* _Document text_

Ion channelopathies in human induced pluripotent stem cell derived cardiomyocytes: a dynamic clamp study with virtual IK1

Abstract

Human induced pluripotent stem cell derived cardiomyocytes (hiPSC-CMs) are widely used in studying basic mechanisms of cardiac arrhythmias that are caused by ion channelopathies. Unfortunately, the action potential profile of hiPSC-CMs-and consequently the profile of individual membrane currents active during that action potential-differs substantially from that of native human cardiomyocytes, largely due to almost negligible expression of the inward rectifier potassium current (IK1). In the present study, we attempted to "normalize" the action potential profile of our hiPSC-CMs by inserting a voltage dependent in silico IK1 into our hiPSC-CMs, using the dynamic clamp configuration of the patch clamp technique. Recordings were made from single hiPSC-CMs, using the perforated patch clamp technique at physiological temperature. We assessed three different models of IK1, with different degrees of inward rectification, and systematically varied the magnitude of the inserted IK1. Also, we modified the inserted IK1 in order to assess the effects of loss- and gain-of-function mutations in the KCNJ2 gene, which encodes the Kir2.1 protein that is primarily responsible for the IK1 channel in human ventricle. For our experiments, we selected spontaneously beating hiPSC-CMs, with negligible IK1 as demonstrated in separate voltage clamp experiments, which were paced at 1 Hz. Upon addition of in silico IK1 with a peak outward density of 4-6 pA/pF, these hiPSC-CMs showed a ventricular-like action potential morphology with a stable resting membrane potential near -80 mV and a maximum upstroke velocity >150 V/s (n = 9). Proarrhythmic action potential changes were observed upon injection of both loss-of-function and gain-of-function IK1, as associated with Andersen-Tawil syndrome type 1 and short QT syndrome type 3, respectively (n = 6). We conclude that injection of in silico IK1 makes the hiPSC-CM a more reliable model for investigating mechanisms underlying cardiac arrhythmias.

Keywords: Andersen–Tawil syndrome; KCNJ2 gene; Kir2.1 protein; action potentials; cardiac ion channelopathies; inward rectifier potassium channel; patch clamp; short QT syndrome 3.

* _Tasks to carry out_
a – In the dynamic clamp abstract, which gene encodes the Kir2.1 protein?
b – Carry on with the dynamic clamp abstract from its last line.
The records have no connection to the dynamic clamp abstract.

* _Extracted material_

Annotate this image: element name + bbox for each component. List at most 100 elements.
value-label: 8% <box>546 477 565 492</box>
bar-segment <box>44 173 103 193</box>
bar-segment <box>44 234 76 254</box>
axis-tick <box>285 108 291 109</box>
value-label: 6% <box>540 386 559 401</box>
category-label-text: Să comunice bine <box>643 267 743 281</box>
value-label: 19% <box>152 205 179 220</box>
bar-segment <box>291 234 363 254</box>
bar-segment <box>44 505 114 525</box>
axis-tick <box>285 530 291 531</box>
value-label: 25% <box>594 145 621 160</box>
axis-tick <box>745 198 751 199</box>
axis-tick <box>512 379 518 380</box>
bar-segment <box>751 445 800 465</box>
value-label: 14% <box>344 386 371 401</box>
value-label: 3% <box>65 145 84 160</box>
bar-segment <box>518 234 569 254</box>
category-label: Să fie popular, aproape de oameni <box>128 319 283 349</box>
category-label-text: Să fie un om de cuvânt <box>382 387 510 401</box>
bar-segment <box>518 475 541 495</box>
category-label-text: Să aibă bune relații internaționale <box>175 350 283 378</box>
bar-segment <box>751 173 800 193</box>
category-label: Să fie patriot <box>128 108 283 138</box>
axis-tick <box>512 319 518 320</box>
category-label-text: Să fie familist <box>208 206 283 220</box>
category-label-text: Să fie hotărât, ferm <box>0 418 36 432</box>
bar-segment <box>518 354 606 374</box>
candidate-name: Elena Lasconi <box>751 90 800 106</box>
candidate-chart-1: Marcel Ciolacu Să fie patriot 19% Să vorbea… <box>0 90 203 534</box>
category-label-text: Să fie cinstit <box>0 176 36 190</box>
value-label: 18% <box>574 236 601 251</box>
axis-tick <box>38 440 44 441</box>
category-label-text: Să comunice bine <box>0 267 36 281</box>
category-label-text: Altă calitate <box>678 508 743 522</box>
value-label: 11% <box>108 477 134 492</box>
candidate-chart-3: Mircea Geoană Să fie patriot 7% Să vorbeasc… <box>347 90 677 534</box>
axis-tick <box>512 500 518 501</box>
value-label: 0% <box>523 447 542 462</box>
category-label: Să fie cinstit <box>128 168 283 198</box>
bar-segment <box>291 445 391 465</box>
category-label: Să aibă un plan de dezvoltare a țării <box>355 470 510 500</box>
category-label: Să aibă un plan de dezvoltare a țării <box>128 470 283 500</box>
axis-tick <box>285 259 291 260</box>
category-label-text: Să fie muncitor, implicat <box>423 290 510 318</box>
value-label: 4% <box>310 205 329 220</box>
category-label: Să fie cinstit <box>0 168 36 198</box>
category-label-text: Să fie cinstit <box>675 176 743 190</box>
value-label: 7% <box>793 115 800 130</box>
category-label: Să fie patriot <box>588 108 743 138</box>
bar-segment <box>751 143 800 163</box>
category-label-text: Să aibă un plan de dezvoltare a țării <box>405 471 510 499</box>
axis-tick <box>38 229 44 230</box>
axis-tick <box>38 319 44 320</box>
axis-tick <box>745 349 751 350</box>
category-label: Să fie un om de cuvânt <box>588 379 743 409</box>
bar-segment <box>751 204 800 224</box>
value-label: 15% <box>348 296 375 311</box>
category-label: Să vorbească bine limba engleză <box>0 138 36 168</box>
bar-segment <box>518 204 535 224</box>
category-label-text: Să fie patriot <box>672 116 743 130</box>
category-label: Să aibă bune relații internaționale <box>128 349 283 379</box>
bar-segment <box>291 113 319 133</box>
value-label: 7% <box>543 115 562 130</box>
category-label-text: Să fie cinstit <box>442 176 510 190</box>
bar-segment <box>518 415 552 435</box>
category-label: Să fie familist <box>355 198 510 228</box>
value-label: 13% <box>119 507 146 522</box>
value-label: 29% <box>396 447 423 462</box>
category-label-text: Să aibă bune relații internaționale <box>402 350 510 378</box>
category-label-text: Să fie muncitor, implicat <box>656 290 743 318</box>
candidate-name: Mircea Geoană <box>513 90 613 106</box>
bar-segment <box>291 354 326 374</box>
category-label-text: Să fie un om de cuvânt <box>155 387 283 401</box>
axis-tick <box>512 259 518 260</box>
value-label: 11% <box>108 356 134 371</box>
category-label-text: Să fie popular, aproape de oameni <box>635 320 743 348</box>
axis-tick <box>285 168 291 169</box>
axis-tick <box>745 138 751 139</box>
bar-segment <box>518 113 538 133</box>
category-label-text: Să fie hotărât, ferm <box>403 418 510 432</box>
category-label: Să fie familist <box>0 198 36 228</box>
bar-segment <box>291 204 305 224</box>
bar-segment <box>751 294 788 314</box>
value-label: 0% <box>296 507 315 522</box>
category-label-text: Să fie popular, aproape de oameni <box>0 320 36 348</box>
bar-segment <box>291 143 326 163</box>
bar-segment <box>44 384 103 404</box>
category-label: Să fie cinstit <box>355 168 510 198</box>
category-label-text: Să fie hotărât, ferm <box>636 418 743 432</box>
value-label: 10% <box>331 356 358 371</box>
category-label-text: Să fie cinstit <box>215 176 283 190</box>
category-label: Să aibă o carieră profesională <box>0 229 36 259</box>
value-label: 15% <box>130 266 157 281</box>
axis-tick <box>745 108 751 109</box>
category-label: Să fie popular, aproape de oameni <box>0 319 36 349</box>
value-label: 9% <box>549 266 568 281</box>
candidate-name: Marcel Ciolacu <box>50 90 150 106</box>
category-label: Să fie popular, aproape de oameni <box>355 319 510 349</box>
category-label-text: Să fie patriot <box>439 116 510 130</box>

* _Responses to the tasks_
a – The KCNJ2 gene.

b –
Figure 1

Diagram of the experimental setup. The membrane potential (V_m) of a single human induced pluripotent stem cell derived cardiomyocyte (hiPSC-CM) is recorded using the perforated patch clamp technique in current clamp mode. The injected current (I_in) is the sum of a stimulus current (I_stim) and a virtual inward rectifier potassium current (I_K1), which is computed in real time, based on the recorded value of V_m (dynamic clamp). The stimulus protocol is run on an Apple Macintosh G4 computer (left), whereas a Real-Time Linux (RT-Linux) based PC is used for the continuous computation of I_K1 (right). Sample rates are 4 and 25 kHz, respectively (Δt₁ = 0.25 ms and Δt₂ = 40 μs).

Figure 2

Current-voltage relationship of inward rectifier potassium current (I_K1) added to human induced pluripotent stem cell derived cardiomyocytes (hiPSC-CMs) through dynamic clamp. (A) I_K1 based on data from Kir2.1 channels expressed in HEK-293 cells by Dhamoon et al. (2004) (“Kir2.1,” blue line), I_K1 from the human ventricular cell model by ten Tusscher et al. (2004) (“TNNP,” red line), and the synthetic I_K1 used by Bett et al. (2013) (“Bett,” green line). Peak outward amplitude scaled to 1 pA/pF. (B) Current-voltage relationships for loss-of-function and gain-of-function mutations in Kir2.1, encoded by the KCNJ2 gene. The orange line (“gain-of-function”) represents the heterozygous E299V mutation in KCNJ2 studied by Deo et al. (2013), whereas the magenta line (“loss-of-function”) represents a dominant-negative mutation resulting in a decrease in amplitude to 10% of the wild-type Kir2.1 current of panel (A) (blue line). Note difference in ordinate scale between panels (A) and (B).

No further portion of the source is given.